**Extracted data**

● ● ●

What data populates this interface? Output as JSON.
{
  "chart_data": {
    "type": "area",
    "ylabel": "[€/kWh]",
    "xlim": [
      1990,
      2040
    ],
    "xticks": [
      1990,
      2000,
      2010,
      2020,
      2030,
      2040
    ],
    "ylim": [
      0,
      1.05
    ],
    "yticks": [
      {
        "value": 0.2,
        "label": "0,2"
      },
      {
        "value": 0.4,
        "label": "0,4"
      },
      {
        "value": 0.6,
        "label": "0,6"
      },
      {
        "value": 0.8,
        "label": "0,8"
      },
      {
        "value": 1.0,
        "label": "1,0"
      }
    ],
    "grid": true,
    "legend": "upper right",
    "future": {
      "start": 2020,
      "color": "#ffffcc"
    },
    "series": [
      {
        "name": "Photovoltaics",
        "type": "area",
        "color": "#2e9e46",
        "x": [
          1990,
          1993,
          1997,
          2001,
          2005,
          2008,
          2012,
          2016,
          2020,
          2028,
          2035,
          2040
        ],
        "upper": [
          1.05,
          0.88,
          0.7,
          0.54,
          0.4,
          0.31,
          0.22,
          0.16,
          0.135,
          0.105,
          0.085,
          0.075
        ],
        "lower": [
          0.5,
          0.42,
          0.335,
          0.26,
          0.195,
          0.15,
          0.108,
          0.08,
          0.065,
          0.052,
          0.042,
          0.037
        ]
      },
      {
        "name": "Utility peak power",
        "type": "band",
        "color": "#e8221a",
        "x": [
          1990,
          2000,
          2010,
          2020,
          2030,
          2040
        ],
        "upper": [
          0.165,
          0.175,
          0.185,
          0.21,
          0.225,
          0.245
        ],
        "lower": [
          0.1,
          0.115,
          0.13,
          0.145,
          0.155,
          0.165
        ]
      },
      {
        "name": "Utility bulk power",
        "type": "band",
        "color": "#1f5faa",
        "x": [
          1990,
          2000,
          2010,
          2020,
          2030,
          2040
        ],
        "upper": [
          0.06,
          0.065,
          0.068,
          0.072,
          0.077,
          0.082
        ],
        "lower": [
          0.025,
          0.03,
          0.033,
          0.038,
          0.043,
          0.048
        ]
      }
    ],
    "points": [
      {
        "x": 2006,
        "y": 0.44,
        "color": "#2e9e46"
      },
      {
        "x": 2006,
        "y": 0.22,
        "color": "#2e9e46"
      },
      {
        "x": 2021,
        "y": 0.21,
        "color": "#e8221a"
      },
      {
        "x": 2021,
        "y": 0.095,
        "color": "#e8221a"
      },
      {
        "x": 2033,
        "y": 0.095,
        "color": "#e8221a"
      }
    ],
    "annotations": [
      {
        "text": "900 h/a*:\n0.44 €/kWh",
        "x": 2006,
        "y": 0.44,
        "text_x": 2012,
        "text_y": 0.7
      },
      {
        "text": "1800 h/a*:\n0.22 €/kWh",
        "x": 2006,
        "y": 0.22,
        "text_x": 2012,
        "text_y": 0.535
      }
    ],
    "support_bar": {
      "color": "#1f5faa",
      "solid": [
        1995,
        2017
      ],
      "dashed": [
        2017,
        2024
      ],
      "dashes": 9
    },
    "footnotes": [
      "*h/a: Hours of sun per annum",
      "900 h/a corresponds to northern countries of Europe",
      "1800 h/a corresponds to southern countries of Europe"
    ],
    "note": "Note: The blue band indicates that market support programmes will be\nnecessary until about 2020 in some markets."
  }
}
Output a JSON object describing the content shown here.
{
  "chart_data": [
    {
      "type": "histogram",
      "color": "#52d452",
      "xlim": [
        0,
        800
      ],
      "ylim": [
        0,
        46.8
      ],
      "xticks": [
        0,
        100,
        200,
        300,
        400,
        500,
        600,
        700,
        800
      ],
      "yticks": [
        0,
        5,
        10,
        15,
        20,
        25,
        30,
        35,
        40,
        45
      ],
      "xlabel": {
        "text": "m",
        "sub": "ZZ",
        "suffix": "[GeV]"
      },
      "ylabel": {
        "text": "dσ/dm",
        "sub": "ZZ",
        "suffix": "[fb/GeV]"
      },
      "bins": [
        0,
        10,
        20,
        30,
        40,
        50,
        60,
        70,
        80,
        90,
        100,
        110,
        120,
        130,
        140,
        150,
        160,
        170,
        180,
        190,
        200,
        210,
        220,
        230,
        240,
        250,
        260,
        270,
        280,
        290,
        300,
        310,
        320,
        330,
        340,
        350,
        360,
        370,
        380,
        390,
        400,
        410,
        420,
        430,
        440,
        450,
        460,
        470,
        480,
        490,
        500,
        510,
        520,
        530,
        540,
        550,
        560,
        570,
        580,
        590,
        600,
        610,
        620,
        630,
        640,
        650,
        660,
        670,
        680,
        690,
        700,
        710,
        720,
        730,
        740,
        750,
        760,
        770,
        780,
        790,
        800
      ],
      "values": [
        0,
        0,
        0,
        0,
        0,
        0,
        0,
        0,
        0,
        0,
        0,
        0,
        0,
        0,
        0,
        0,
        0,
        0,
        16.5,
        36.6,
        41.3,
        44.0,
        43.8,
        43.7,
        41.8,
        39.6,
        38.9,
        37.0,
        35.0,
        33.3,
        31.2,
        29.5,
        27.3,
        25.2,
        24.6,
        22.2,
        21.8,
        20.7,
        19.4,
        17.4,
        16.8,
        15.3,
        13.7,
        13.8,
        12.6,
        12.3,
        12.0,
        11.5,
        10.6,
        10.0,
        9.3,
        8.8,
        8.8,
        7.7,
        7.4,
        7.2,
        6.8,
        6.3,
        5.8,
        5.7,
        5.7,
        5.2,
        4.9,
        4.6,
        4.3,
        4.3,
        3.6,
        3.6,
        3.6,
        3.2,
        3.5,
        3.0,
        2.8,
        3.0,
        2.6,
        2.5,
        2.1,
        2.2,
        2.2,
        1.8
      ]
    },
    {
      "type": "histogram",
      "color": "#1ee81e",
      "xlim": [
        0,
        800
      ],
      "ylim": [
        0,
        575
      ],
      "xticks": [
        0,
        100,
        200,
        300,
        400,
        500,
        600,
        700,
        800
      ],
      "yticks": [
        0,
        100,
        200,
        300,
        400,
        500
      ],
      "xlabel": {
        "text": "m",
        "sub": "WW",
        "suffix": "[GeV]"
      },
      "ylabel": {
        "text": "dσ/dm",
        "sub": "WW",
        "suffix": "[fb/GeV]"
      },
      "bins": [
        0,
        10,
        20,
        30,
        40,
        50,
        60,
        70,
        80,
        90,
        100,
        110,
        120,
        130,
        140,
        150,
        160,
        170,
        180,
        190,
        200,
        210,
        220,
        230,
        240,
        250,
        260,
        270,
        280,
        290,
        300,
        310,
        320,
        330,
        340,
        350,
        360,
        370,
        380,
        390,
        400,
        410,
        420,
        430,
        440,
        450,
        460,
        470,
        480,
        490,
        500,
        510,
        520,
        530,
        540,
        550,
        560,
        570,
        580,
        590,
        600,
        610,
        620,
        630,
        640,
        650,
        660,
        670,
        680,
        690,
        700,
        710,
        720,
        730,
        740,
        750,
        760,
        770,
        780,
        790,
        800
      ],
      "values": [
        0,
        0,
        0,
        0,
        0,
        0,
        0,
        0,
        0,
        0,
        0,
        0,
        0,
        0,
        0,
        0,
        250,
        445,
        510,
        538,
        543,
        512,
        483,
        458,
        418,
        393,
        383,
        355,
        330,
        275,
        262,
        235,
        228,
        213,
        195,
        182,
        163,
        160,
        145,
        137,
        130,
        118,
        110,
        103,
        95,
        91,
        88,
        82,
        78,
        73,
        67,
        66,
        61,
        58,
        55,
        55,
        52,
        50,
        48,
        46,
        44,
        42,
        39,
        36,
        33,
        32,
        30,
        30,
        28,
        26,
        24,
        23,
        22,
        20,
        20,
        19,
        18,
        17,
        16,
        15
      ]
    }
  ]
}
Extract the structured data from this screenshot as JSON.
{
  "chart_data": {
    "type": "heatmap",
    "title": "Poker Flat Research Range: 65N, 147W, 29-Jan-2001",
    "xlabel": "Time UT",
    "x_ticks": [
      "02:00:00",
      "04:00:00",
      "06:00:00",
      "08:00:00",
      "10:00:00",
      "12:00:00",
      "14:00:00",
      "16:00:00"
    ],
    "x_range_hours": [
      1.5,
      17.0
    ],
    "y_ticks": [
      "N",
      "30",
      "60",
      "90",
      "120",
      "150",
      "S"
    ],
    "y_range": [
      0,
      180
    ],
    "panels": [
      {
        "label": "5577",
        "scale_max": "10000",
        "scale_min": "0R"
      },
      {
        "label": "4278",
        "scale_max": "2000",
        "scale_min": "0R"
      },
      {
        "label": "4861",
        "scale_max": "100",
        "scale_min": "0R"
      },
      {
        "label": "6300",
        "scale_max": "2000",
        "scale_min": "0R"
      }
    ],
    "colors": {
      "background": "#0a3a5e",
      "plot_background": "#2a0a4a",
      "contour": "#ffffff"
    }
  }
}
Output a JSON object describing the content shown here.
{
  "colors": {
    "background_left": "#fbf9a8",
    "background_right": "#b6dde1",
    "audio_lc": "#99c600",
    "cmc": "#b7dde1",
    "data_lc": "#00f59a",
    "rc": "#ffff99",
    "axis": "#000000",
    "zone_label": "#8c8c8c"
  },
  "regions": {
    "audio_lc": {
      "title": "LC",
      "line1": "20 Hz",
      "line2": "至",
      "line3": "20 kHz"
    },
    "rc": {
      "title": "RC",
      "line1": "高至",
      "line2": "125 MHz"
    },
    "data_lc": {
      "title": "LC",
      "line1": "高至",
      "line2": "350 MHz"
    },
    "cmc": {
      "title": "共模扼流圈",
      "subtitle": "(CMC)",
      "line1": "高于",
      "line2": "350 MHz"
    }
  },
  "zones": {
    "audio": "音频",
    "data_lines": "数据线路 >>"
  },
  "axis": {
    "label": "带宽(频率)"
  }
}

● ● ●

Print from the line containing "Extract the structured" to the last line above, exactly as written.

Extract the structured data from this screenshot as JSON.
{
  "chart_data": {
    "type": "heatmap",
    "title": "Poker Flat Research Range: 65N, 147W, 29-Jan-2001",
    "xlabel": "Time UT",
    "x_ticks": [
      "02:00:00",
      "04:00:00",
      "06:00:00",
      "08:00:00",
      "10:00:00",
      "12:00:00",
      "14:00:00",
      "16:00:00"
    ],
    "x_range_hours": [
      1.5,
      17.0
    ],
    "y_ticks": [
      "N",
      "30",
      "60",
      "90",
      "120",
      "150",
      "S"
    ],
    "y_range": [
      0,
      180
    ],
    "panels": [
      {
        "label": "5577",
        "scale_max": "10000",
        "scale_min": "0R"
      },
      {
        "label": "4278",
        "scale_max": "2000",
        "scale_min": "0R"
      },
      {
        "label": "4861",
        "scale_max": "100",
        "scale_min": "0R"
      },
      {
        "label": "6300",
        "scale_max": "2000",
        "scale_min": "0R"
      }
    ],
    "colors": {
      "background": "#0a3a5e",
      "plot_background": "#2a0a4a",
      "contour": "#ffffff"
    }
  }
}
Output a JSON object describing the content shown here.
{
  "colors": {
    "background_left": "#fbf9a8",
    "background_right": "#b6dde1",
    "audio_lc": "#99c600",
    "cmc": "#b7dde1",
    "data_lc": "#00f59a",
    "rc": "#ffff99",
    "axis": "#000000",
    "zone_label": "#8c8c8c"
  },
  "regions": {
    "audio_lc": {
      "title": "LC",
      "line1": "20 Hz",
      "line2": "至",
      "line3": "20 kHz"
    },
    "rc": {
      "title": "RC",
      "line1": "高至",
      "line2": "125 MHz"
    },
    "data_lc": {
      "title": "LC",
      "line1": "高至",
      "line2": "350 MHz"
    },
    "cmc": {
      "title": "共模扼流圈",
      "subtitle": "(CMC)",
      "line1": "高于",
      "line2": "350 MHz"
    }
  },
  "zones": {
    "audio": "音频",
    "data_lines": "数据线路 >>"
  },
  "axis": {
    "label": "带宽(频率)"
  }
}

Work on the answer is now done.